MATERIAL TO PROCESS:
========
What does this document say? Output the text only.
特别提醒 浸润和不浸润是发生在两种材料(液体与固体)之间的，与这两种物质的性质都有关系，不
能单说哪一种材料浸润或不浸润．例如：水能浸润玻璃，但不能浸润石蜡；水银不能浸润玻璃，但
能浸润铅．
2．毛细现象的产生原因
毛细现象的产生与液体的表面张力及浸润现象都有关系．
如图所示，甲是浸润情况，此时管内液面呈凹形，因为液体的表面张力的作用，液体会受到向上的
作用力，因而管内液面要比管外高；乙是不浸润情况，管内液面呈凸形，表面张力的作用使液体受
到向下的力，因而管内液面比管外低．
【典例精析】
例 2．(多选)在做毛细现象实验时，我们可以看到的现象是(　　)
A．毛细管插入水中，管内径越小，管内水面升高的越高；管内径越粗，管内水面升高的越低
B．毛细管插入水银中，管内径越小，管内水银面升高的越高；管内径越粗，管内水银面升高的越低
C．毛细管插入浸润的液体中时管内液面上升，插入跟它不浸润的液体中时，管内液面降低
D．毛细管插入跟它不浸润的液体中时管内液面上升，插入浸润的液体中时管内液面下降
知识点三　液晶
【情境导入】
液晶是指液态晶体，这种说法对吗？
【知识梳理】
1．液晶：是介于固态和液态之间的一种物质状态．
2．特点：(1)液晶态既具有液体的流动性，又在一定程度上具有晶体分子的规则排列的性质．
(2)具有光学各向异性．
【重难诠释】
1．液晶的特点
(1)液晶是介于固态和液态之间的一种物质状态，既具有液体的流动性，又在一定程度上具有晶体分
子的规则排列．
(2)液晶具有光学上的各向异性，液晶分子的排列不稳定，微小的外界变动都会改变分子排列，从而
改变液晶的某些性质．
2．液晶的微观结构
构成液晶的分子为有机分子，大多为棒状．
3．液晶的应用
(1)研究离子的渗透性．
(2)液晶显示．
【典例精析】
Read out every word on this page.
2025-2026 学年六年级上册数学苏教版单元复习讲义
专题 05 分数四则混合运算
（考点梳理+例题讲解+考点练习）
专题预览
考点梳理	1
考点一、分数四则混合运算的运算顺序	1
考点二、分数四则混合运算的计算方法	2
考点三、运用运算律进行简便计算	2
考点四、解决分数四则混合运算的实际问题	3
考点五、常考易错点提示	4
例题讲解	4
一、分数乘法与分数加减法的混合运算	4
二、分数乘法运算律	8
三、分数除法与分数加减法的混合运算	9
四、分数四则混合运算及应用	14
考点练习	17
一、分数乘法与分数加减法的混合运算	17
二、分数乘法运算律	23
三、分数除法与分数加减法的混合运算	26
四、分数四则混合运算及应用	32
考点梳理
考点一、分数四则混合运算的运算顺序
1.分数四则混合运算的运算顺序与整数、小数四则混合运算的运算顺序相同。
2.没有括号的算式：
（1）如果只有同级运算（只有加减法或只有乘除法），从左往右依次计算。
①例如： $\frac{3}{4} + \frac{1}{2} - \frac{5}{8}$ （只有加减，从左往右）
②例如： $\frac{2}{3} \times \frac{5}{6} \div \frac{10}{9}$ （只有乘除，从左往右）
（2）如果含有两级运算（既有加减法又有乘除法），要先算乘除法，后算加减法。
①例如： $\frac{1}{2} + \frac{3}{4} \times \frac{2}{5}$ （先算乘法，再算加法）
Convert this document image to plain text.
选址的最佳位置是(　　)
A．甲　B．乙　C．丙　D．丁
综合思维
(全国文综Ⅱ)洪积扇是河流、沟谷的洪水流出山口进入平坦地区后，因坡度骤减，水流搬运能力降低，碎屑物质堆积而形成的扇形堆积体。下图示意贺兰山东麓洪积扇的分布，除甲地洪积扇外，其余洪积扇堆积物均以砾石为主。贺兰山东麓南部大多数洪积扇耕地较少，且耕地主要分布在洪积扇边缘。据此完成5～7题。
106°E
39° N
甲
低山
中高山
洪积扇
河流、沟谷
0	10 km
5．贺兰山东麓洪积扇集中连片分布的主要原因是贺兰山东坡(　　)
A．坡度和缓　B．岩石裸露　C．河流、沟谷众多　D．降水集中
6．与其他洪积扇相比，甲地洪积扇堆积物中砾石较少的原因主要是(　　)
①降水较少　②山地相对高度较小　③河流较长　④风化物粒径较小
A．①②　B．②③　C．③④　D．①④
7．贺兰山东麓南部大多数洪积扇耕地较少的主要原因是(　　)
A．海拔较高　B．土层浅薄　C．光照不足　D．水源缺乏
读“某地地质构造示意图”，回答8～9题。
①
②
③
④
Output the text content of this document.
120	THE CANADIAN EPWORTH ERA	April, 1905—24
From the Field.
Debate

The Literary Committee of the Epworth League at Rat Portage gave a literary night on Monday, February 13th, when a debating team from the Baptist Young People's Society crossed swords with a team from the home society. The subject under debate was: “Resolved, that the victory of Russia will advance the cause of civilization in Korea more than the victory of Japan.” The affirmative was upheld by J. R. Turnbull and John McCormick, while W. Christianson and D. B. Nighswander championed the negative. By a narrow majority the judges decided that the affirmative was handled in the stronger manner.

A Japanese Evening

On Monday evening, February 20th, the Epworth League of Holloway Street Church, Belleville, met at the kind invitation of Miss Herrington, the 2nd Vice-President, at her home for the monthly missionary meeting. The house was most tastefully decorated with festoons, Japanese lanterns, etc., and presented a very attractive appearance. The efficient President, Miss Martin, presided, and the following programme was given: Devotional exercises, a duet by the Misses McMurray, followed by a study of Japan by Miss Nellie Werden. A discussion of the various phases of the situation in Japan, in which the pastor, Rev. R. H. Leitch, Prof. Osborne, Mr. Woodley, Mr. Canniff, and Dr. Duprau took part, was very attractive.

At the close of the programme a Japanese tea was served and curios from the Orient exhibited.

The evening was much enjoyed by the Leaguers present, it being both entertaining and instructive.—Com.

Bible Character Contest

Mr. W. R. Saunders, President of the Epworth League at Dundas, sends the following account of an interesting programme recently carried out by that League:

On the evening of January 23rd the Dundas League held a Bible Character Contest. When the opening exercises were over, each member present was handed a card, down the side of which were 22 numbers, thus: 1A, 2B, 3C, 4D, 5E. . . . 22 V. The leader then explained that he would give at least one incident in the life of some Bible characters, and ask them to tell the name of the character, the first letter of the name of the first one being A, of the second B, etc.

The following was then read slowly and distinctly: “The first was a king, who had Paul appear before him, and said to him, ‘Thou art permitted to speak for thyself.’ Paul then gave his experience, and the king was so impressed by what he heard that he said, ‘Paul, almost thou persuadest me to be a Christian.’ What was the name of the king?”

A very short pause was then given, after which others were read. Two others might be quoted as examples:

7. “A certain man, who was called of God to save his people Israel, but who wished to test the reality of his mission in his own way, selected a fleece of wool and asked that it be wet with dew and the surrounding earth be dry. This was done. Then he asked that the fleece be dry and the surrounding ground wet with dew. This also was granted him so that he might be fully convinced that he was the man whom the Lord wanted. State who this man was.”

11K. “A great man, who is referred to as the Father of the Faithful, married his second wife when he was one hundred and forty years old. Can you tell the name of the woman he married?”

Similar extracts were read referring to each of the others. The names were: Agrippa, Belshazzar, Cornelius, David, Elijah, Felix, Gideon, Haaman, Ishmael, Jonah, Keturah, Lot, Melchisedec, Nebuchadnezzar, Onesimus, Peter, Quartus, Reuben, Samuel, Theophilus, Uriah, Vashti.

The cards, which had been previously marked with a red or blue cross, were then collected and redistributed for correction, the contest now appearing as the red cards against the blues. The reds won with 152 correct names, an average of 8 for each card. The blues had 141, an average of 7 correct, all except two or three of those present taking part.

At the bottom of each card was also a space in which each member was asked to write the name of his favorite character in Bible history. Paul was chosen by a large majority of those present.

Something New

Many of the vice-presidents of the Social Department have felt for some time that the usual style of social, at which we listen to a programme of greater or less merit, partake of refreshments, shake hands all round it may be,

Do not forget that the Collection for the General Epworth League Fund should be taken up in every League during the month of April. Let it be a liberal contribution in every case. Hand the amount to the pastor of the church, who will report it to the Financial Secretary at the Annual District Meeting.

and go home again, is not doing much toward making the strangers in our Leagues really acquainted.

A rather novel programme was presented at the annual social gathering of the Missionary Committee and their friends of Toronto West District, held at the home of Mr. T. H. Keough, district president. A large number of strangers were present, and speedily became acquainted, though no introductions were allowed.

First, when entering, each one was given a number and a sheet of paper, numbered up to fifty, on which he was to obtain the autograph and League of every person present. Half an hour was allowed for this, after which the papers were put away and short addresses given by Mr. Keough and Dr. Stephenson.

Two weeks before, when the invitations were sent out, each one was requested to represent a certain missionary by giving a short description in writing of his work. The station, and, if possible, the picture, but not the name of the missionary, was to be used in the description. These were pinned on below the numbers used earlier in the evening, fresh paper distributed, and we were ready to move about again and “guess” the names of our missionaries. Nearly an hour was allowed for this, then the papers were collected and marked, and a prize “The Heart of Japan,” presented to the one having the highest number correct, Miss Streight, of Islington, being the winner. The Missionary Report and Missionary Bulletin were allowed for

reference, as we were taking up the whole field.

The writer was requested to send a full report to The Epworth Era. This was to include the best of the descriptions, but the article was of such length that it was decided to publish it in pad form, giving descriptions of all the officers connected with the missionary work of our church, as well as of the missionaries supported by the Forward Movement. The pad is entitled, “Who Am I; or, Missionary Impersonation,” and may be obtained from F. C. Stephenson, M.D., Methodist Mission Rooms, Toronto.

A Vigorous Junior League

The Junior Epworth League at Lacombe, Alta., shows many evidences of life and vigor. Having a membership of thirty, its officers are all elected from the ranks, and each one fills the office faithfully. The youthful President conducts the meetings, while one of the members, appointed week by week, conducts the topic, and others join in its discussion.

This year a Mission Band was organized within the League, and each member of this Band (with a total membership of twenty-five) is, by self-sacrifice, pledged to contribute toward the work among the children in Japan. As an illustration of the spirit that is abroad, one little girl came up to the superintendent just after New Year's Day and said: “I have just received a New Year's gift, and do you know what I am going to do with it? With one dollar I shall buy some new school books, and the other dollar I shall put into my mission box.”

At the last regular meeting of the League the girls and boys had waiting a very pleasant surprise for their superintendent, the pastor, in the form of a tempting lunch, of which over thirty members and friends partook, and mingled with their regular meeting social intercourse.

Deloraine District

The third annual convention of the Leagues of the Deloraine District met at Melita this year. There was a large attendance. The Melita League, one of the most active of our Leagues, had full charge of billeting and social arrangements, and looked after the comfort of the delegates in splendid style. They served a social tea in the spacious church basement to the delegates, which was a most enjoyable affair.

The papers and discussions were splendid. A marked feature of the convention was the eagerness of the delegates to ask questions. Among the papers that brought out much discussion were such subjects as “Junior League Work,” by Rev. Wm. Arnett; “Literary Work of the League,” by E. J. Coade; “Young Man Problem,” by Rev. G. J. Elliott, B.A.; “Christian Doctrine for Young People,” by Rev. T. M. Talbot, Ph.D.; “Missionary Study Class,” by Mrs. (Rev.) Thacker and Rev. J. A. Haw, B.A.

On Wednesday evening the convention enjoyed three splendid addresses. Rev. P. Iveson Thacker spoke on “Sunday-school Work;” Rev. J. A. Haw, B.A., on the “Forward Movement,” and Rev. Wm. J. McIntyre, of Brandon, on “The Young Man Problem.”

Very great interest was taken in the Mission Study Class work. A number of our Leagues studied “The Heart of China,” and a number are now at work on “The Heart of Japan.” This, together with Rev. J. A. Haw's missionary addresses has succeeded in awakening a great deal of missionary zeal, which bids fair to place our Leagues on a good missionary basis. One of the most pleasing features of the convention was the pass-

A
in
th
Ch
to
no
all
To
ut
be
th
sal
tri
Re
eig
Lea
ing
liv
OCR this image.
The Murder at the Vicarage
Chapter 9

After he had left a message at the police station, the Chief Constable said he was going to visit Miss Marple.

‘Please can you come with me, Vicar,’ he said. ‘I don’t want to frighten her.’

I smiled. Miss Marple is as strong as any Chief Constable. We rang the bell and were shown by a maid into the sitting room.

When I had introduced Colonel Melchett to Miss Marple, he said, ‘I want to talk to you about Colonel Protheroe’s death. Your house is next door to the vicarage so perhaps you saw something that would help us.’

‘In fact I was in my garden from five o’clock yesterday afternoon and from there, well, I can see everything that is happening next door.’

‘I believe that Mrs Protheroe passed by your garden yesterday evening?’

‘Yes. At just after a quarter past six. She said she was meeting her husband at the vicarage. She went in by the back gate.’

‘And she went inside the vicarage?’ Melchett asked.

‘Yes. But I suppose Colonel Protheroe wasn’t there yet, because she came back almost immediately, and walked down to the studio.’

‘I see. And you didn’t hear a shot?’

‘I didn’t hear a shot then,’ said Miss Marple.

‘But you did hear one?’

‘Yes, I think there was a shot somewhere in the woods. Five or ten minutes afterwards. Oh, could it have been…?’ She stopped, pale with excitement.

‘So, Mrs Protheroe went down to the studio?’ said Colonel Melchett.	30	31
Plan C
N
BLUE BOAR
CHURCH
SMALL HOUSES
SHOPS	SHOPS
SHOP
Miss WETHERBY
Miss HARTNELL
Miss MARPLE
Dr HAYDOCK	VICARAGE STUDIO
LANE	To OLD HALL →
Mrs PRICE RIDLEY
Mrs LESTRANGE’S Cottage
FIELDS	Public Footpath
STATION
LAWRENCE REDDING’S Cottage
========
WRITTEN PROBLEM: In the records above, find each line holding "image" and copy it.

RESULT OF THE TASK:
Convert this document image to plain text.
OCR this image.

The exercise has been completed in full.